--- Work instructions ---
Would you extract the whole listing below and retype it exactly?

--- Information supplied ---
───

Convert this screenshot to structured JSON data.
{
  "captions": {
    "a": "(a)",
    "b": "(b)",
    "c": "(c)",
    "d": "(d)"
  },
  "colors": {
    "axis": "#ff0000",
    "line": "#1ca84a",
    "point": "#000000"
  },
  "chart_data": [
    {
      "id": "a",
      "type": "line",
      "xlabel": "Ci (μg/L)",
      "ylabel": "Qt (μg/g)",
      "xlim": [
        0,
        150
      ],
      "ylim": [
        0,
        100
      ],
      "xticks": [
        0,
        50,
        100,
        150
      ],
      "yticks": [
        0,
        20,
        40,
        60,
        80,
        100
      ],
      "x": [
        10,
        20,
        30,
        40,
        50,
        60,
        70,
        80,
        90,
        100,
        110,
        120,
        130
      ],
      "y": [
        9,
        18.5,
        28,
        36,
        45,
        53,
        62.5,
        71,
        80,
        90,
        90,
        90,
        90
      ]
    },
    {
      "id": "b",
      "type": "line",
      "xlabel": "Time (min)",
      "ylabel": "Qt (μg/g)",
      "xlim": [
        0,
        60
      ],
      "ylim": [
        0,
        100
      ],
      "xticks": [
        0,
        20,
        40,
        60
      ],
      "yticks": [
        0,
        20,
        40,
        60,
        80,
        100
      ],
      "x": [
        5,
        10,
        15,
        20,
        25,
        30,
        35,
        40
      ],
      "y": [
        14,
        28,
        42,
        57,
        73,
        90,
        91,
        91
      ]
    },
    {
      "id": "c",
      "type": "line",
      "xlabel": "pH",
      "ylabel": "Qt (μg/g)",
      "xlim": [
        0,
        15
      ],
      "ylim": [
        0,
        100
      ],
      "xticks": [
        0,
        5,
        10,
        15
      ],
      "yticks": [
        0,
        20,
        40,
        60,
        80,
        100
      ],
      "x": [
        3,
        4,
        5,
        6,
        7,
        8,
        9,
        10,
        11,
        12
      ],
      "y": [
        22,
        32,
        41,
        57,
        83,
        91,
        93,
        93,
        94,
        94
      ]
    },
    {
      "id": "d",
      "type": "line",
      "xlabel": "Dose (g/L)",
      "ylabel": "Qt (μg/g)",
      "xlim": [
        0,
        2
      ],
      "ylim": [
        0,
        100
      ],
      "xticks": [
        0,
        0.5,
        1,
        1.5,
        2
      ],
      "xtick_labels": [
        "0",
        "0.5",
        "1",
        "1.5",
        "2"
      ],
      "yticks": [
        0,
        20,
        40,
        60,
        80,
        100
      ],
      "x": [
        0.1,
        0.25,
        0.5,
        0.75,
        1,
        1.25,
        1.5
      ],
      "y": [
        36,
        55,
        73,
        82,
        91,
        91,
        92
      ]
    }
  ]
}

───

--- Answer to the problem ---
Convert this screenshot to structured JSON data.
{
  "captions": {
    "a": "(a)",
    "b": "(b)",
    "c": "(c)",
    "d": "(d)"
  },
  "colors": {
    "axis": "#ff0000",
    "line": "#1ca84a",
    "point": "#000000"
  },
  "chart_data": [
    {
      "id": "a",
      "type": "line",
      "xlabel": "Ci (μg/L)",
      "ylabel": "Qt (μg/g)",
      "xlim": [
        0,
        150
      ],
      "ylim": [
        0,
        100
      ],
      "xticks": [
        0,
        50,
        100,
        150
      ],
      "yticks": [
        0,
        20,
        40,
        60,
        80,
        100
      ],
      "x": [
        10,
        20,
        30,
        40,
        50,
        60,
        70,
        80,
        90,
        100,
        110,
        120,
        130
      ],
      "y": [
        9,
        18.5,
        28,
        36,
        45,
        53,
        62.5,
        71,
        80,
        90,
        90,
        90,
        90
      ]
    },
    {
      "id": "b",
      "type": "line",
      "xlabel": "Time (min)",
      "ylabel": "Qt (μg/g)",
      "xlim": [
        0,
        60
      ],
      "ylim": [
        0,
        100
      ],
      "xticks": [
        0,
        20,
        40,
        60
      ],
      "yticks": [
        0,
        20,
        40,
        60,
        80,
        100
      ],
      "x": [
        5,
        10,
        15,
        20,
        25,
        30,
        35,
        40
      ],
      "y": [
        14,
        28,
        42,
        57,
        73,
        90,
        91,
        91
      ]
    },
    {
      "id": "c",
      "type": "line",
      "xlabel": "pH",
      "ylabel": "Qt (μg/g)",
      "xlim": [
        0,
        15
      ],
      "ylim": [
        0,
        100
      ],
      "xticks": [
        0,
        5,
        10,
        15
      ],
      "yticks": [
        0,
        20,
        40,
        60,
        80,
        100
      ],
      "x": [
        3,
        4,
        5,
        6,
        7,
        8,
        9,
        10,
        11,
        12
      ],
      "y": [
        22,
        32,
        41,
        57,
        83,
        91,
        93,
        93,
        94,
        94
      ]
    },
    {
      "id": "d",
      "type": "line",
      "xlabel": "Dose (g/L)",
      "ylabel": "Qt (μg/g)",
      "xlim": [
        0,
        2
      ],
      "ylim": [
        0,
        100
      ],
      "xticks": [
        0,
        0.5,
        1,
        1.5,
        2
      ],
      "xtick_labels": [
        "0",
        "0.5",
        "1",
        "1.5",
        "2"
      ],
      "yticks": [
        0,
        20,
        40,
        60,
        80,
        100
      ],
      "x": [
        0.1,
        0.25,
        0.5,
        0.75,
        1,
        1.25,
        1.5
      ],
      "y": [
        36,
        55,
        73,
        82,
        91,
        91,
        92
      ]
    }
  ]
}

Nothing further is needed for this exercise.